• **What the task asks**
In the copy, include every entry exactly but none of the pictures.

• **Data rows**
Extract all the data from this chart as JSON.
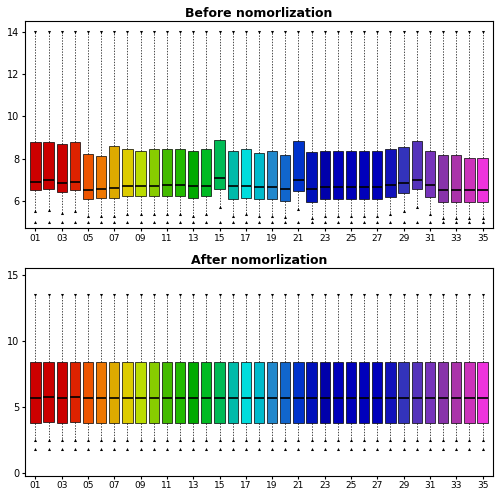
{
  "title1": "Before nomorlization",
  "title2": "After nomorlization",
  "xtick_labels": [
    "01",
    "03",
    "05",
    "07",
    "09",
    "11",
    "13",
    "15",
    "17",
    "19",
    "21",
    "23",
    "25",
    "27",
    "29",
    "31",
    "33",
    "35"
  ],
  "n_samples": 35,
  "colors": [
    "#CC0000",
    "#CC0000",
    "#CC0000",
    "#DD2200",
    "#EE5500",
    "#EE7700",
    "#DDAA00",
    "#DDCC00",
    "#BBDD00",
    "#88CC00",
    "#44BB00",
    "#22BB00",
    "#00AA00",
    "#00BB22",
    "#00BB55",
    "#00BBAA",
    "#00DDDD",
    "#00BBCC",
    "#2288CC",
    "#1166CC",
    "#0033CC",
    "#0011BB",
    "#0000AA",
    "#0000BB",
    "#0000BB",
    "#0000BB",
    "#0000BB",
    "#1111BB",
    "#3333BB",
    "#5533BB",
    "#7733BB",
    "#8833AA",
    "#AA33AA",
    "#CC33BB",
    "#EE33DD"
  ],
  "before_median": [
    6.9,
    7.0,
    6.85,
    6.9,
    6.5,
    6.55,
    6.6,
    6.7,
    6.7,
    6.7,
    6.75,
    6.75,
    6.7,
    6.7,
    7.1,
    6.7,
    6.7,
    6.65,
    6.65,
    6.55,
    7.0,
    6.55,
    6.65,
    6.65,
    6.65,
    6.65,
    6.65,
    6.75,
    6.85,
    7.0,
    6.75,
    6.5,
    6.5,
    6.5,
    6.5
  ],
  "before_q1": [
    6.5,
    6.55,
    6.4,
    6.5,
    6.1,
    6.15,
    6.15,
    6.25,
    6.25,
    6.25,
    6.25,
    6.25,
    6.15,
    6.25,
    6.55,
    6.1,
    6.15,
    6.1,
    6.1,
    6.0,
    6.45,
    5.95,
    6.1,
    6.1,
    6.1,
    6.1,
    6.1,
    6.2,
    6.35,
    6.55,
    6.2,
    5.95,
    5.95,
    5.95,
    5.95
  ],
  "before_q3": [
    8.8,
    8.8,
    8.7,
    8.8,
    8.2,
    8.1,
    8.6,
    8.45,
    8.35,
    8.45,
    8.45,
    8.45,
    8.35,
    8.45,
    8.9,
    8.35,
    8.45,
    8.25,
    8.35,
    8.15,
    8.85,
    8.3,
    8.35,
    8.35,
    8.35,
    8.35,
    8.35,
    8.45,
    8.55,
    8.85,
    8.35,
    8.15,
    8.15,
    8.05,
    8.05
  ],
  "before_whislo": [
    5.5,
    5.55,
    5.45,
    5.5,
    5.3,
    5.3,
    5.3,
    5.4,
    5.4,
    5.4,
    5.4,
    5.4,
    5.3,
    5.4,
    5.7,
    5.3,
    5.4,
    5.3,
    5.3,
    5.25,
    5.6,
    5.2,
    5.3,
    5.3,
    5.3,
    5.3,
    5.3,
    5.4,
    5.5,
    5.7,
    5.4,
    5.2,
    5.2,
    5.2,
    5.2
  ],
  "before_whishi": [
    14.0,
    14.0,
    14.0,
    14.0,
    14.0,
    14.0,
    14.0,
    14.0,
    14.0,
    14.0,
    14.0,
    14.0,
    14.0,
    14.0,
    14.0,
    14.0,
    14.0,
    14.0,
    14.0,
    14.0,
    14.0,
    14.0,
    14.0,
    14.0,
    14.0,
    14.0,
    14.0,
    14.0,
    14.0,
    14.0,
    14.0,
    14.0,
    14.0,
    14.0,
    14.0
  ],
  "before_flier_lo": [
    5.0,
    5.0,
    5.0,
    5.0,
    5.0,
    5.0,
    5.0,
    5.0,
    5.0,
    5.0,
    5.0,
    5.0,
    5.0,
    5.0,
    5.0,
    5.0,
    5.0,
    5.0,
    5.0,
    5.0,
    5.0,
    5.0,
    5.0,
    5.0,
    5.0,
    5.0,
    5.0,
    5.0,
    5.0,
    5.0,
    5.0,
    5.0,
    5.0,
    5.0,
    5.0
  ],
  "after_median": [
    5.7,
    5.75,
    5.7,
    5.75,
    5.7,
    5.65,
    5.65,
    5.65,
    5.65,
    5.65,
    5.65,
    5.65,
    5.65,
    5.65,
    5.65,
    5.65,
    5.65,
    5.65,
    5.65,
    5.65,
    5.7,
    5.65,
    5.65,
    5.65,
    5.65,
    5.65,
    5.65,
    5.65,
    5.65,
    5.65,
    5.65,
    5.65,
    5.65,
    5.65,
    5.65
  ],
  "after_q1": [
    3.8,
    3.85,
    3.8,
    3.85,
    3.8,
    3.8,
    3.8,
    3.8,
    3.8,
    3.8,
    3.8,
    3.8,
    3.8,
    3.8,
    3.8,
    3.8,
    3.8,
    3.8,
    3.8,
    3.8,
    3.8,
    3.8,
    3.8,
    3.8,
    3.8,
    3.8,
    3.8,
    3.8,
    3.8,
    3.8,
    3.8,
    3.8,
    3.8,
    3.8,
    3.8
  ],
  "after_q3": [
    8.4,
    8.4,
    8.4,
    8.4,
    8.4,
    8.4,
    8.4,
    8.4,
    8.4,
    8.4,
    8.4,
    8.4,
    8.4,
    8.4,
    8.4,
    8.4,
    8.4,
    8.4,
    8.4,
    8.4,
    8.4,
    8.4,
    8.4,
    8.4,
    8.4,
    8.4,
    8.4,
    8.4,
    8.4,
    8.4,
    8.4,
    8.4,
    8.4,
    8.4,
    8.4
  ],
  "after_whislo": [
    2.5,
    2.5,
    2.5,
    2.5,
    2.5,
    2.5,
    2.5,
    2.5,
    2.5,
    2.5,
    2.5,
    2.5,
    2.5,
    2.5,
    2.5,
    2.5,
    2.5,
    2.5,
    2.5,
    2.5,
    2.5,
    2.5,
    2.5,
    2.5,
    2.5,
    2.5,
    2.5,
    2.5,
    2.5,
    2.5,
    2.5,
    2.5,
    2.5,
    2.5,
    2.5
  ],
  "after_whishi": [
    13.5,
    13.5,
    13.5,
    13.5,
    13.5,
    13.5,
    13.5,
    13.5,
    13.5,
    13.5,
    13.5,
    13.5,
    13.5,
    13.5,
    13.5,
    13.5,
    13.5,
    13.5,
    13.5,
    13.5,
    13.5,
    13.5,
    13.5,
    13.5,
    13.5,
    13.5,
    13.5,
    13.5,
    13.5,
    13.5,
    13.5,
    13.5,
    13.5,
    13.5,
    13.5
  ],
  "after_flier_lo": [
    1.8,
    1.8,
    1.8,
    1.8,
    1.8,
    1.8,
    1.8,
    1.8,
    1.8,
    1.8,
    1.8,
    1.8,
    1.8,
    1.8,
    1.8,
    1.8,
    1.8,
    1.8,
    1.8,
    1.8,
    1.8,
    1.8,
    1.8,
    1.8,
    1.8,
    1.8,
    1.8,
    1.8,
    1.8,
    1.8,
    1.8,
    1.8,
    1.8,
    1.8,
    1.8
  ],
  "before_ylim": [
    4.7,
    14.5
  ],
  "after_ylim": [
    -0.2,
    15.5
  ],
  "before_yticks": [
    6,
    8,
    10,
    12,
    14
  ],
  "after_yticks": [
    0,
    5,
    10,
    15
  ],
  "bg_color": "#FFFFFF"
}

• **Finished exercise**
Extract all the data from this chart as JSON.
{
  "title1": "Before nomorlization",
  "title2": "After nomorlization",
  "xtick_labels": [
    "01",
    "03",
    "05",
    "07",
    "09",
    "11",
    "13",
    "15",
    "17",
    "19",
    "21",
    "23",
    "25",
    "27",
    "29",
    "31",
    "33",
    "35"
  ],
  "n_samples": 35,
  "colors": [
    "#CC0000",
    "#CC0000",
    "#CC0000",
    "#DD2200",
    "#EE5500",
    "#EE7700",
    "#DDAA00",
    "#DDCC00",
    "#BBDD00",
    "#88CC00",
    "#44BB00",
    "#22BB00",
    "#00AA00",
    "#00BB22",
    "#00BB55",
    "#00BBAA",
    "#00DDDD",
    "#00BBCC",
    "#2288CC",
    "#1166CC",
    "#0033CC",
    "#0011BB",
    "#0000AA",
    "#0000BB",
    "#0000BB",
    "#0000BB",
    "#0000BB",
    "#1111BB",
    "#3333BB",
    "#5533BB",
    "#7733BB",
    "#8833AA",
    "#AA33AA",
    "#CC33BB",
    "#EE33DD"
  ],
  "before_median": [
    6.9,
    7.0,
    6.85,
    6.9,
    6.5,
    6.55,
    6.6,
    6.7,
    6.7,
    6.7,
    6.75,
    6.75,
    6.7,
    6.7,
    7.1,
    6.7,
    6.7,
    6.65,
    6.65,
    6.55,
    7.0,
    6.55,
    6.65,
    6.65,
    6.65,
    6.65,
    6.65,
    6.75,
    6.85,
    7.0,
    6.75,
    6.5,
    6.5,
    6.5,
    6.5
  ],
  "before_q1": [
    6.5,
    6.55,
    6.4,
    6.5,
    6.1,
    6.15,
    6.15,
    6.25,
    6.25,
    6.25,
    6.25,
    6.25,
    6.15,
    6.25,
    6.55,
    6.1,
    6.15,
    6.1,
    6.1,
    6.0,
    6.45,
    5.95,
    6.1,
    6.1,
    6.1,
    6.1,
    6.1,
    6.2,
    6.35,
    6.55,
    6.2,
    5.95,
    5.95,
    5.95,
    5.95
  ],
  "before_q3": [
    8.8,
    8.8,
    8.7,
    8.8,
    8.2,
    8.1,
    8.6,
    8.45,
    8.35,
    8.45,
    8.45,
    8.45,
    8.35,
    8.45,
    8.9,
    8.35,
    8.45,
    8.25,
    8.35,
    8.15,
    8.85,
    8.3,
    8.35,
    8.35,
    8.35,
    8.35,
    8.35,
    8.45,
    8.55,
    8.85,
    8.35,
    8.15,
    8.15,
    8.05,
    8.05
  ],
  "before_whislo": [
    5.5,
    5.55,
    5.45,
    5.5,
    5.3,
    5.3,
    5.3,
    5.4,
    5.4,
    5.4,
    5.4,
    5.4,
    5.3,
    5.4,
    5.7,
    5.3,
    5.4,
    5.3,
    5.3,
    5.25,
    5.6,
    5.2,
    5.3,
    5.3,
    5.3,
    5.3,
    5.3,
    5.4,
    5.5,
    5.7,
    5.4,
    5.2,
    5.2,
    5.2,
    5.2
  ],
  "before_whishi": [
    14.0,
    14.0,
    14.0,
    14.0,
    14.0,
    14.0,
    14.0,
    14.0,
    14.0,
    14.0,
    14.0,
    14.0,
    14.0,
    14.0,
    14.0,
    14.0,
    14.0,
    14.0,
    14.0,
    14.0,
    14.0,
    14.0,
    14.0,
    14.0,
    14.0,
    14.0,
    14.0,
    14.0,
    14.0,
    14.0,
    14.0,
    14.0,
    14.0,
    14.0,
    14.0
  ],
  "before_flier_lo": [
    5.0,
    5.0,
    5.0,
    5.0,
    5.0,
    5.0,
    5.0,
    5.0,
    5.0,
    5.0,
    5.0,
    5.0,
    5.0,
    5.0,
    5.0,
    5.0,
    5.0,
    5.0,
    5.0,
    5.0,
    5.0,
    5.0,
    5.0,
    5.0,
    5.0,
    5.0,
    5.0,
    5.0,
    5.0,
    5.0,
    5.0,
    5.0,
    5.0,
    5.0,
    5.0
  ],
  "after_median": [
    5.7,
    5.75,
    5.7,
    5.75,
    5.7,
    5.65,
    5.65,
    5.65,
    5.65,
    5.65,
    5.65,
    5.65,
    5.65,
    5.65,
    5.65,
    5.65,
    5.65,
    5.65,
    5.65,
    5.65,
    5.7,
    5.65,
    5.65,
    5.65,
    5.65,
    5.65,
    5.65,
    5.65,
    5.65,
    5.65,
    5.65,
    5.65,
    5.65,
    5.65,
    5.65
  ],
  "after_q1": [
    3.8,
    3.85,
    3.8,
    3.85,
    3.8,
    3.8,
    3.8,
    3.8,
    3.8,
    3.8,
    3.8,
    3.8,
    3.8,
    3.8,
    3.8,
    3.8,
    3.8,
    3.8,
    3.8,
    3.8,
    3.8,
    3.8,
    3.8,
    3.8,
    3.8,
    3.8,
    3.8,
    3.8,
    3.8,
    3.8,
    3.8,
    3.8,
    3.8,
    3.8,
    3.8
  ],
  "after_q3": [
    8.4,
    8.4,
    8.4,
    8.4,
    8.4,
    8.4,
    8.4,
    8.4,
    8.4,
    8.4,
    8.4,
    8.4,
    8.4,
    8.4,
    8.4,
    8.4,
    8.4,
    8.4,
    8.4,
    8.4,
    8.4,
    8.4,
    8.4,
    8.4,
    8.4,
    8.4,
    8.4,
    8.4,
    8.4,
    8.4,
    8.4,
    8.4,
    8.4,
    8.4,
    8.4
  ],
  "after_whislo": [
    2.5,
    2.5,
    2.5,
    2.5,
    2.5,
    2.5,
    2.5,
    2.5,
    2.5,
    2.5,
    2.5,
    2.5,
    2.5,
    2.5,
    2.5,
    2.5,
    2.5,
    2.5,
    2.5,
    2.5,
    2.5,
    2.5,
    2.5,
    2.5,
    2.5,
    2.5,
    2.5,
    2.5,
    2.5,
    2.5,
    2.5,
    2.5,
    2.5,
    2.5,
    2.5
  ],
  "after_whishi": [
    13.5,
    13.5,
    13.5,
    13.5,
    13.5,
    13.5,
    13.5,
    13.5,
    13.5,
    13.5,
    13.5,
    13.5,
    13.5,
    13.5,
    13.5,
    13.5,
    13.5,
    13.5,
    13.5,
    13.5,
    13.5,
    13.5,
    13.5,
    13.5,
    13.5,
    13.5,
    13.5,
    13.5,
    13.5,
    13.5,
    13.5,
    13.5,
    13.5,
    13.5,
    13.5
  ],
  "after_flier_lo": [
    1.8,
    1.8,
    1.8,
    1.8,
    1.8,
    1.8,
    1.8,
    1.8,
    1.8,
    1.8,
    1.8,
    1.8,
    1.8,
    1.8,
    1.8,
    1.8,
    1.8,
    1.8,
    1.8,
    1.8,
    1.8,
    1.8,
    1.8,
    1.8,
    1.8,
    1.8,
    1.8,
    1.8,
    1.8,
    1.8,
    1.8,
    1.8,
    1.8,
    1.8,
    1.8
  ],
  "before_ylim": [
    4.7,
    14.5
  ],
  "after_ylim": [
    -0.2,
    15.5
  ],
  "before_yticks": [
    6,
    8,
    10,
    12,
    14
  ],
  "after_yticks": [
    0,
    5,
    10,
    15
  ],
  "bg_color": "#FFFFFF"
}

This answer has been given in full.